**WHAT IS ASKED:**
Your job is to restate each entry word for word.
Begin RECORD SET
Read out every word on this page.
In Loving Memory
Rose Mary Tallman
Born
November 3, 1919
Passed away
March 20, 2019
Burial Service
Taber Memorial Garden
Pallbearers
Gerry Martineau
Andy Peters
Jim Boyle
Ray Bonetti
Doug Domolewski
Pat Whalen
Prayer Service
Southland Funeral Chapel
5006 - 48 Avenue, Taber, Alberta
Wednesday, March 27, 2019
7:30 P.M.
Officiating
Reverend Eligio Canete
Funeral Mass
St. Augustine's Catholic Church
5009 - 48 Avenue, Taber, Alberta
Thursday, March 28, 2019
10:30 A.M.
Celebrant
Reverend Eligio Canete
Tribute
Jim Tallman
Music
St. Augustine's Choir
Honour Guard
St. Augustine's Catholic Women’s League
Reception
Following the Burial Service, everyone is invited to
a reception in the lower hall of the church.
End RECORD SET
**EXERCISE SOLUTION:**
Read out every word on this page.
In Loving Memory
Rose Mary Tallman
Born
November 3, 1919
Passed away
March 20, 2019
Burial Service
Taber Memorial Garden
Pallbearers
Gerry Martineau
Andy Peters
Jim Boyle
Ray Bonetti
Doug Domolewski
Pat Whalen
Prayer Service
Southland Funeral Chapel
5006 - 48 Avenue, Taber, Alberta
Wednesday, March 27, 2019
7:30 P.M.
Officiating
Reverend Eligio Canete
Funeral Mass
St. Augustine's Catholic Church
5009 - 48 Avenue, Taber, Alberta
Thursday, March 28, 2019
10:30 A.M.
Celebrant
Reverend Eligio Canete
Tribute
Jim Tallman
Music
St. Augustine's Choir
Honour Guard
St. Augustine's Catholic Women’s League
Reception
Following the Burial Service, everyone is invited to
a reception in the lower hall of the church.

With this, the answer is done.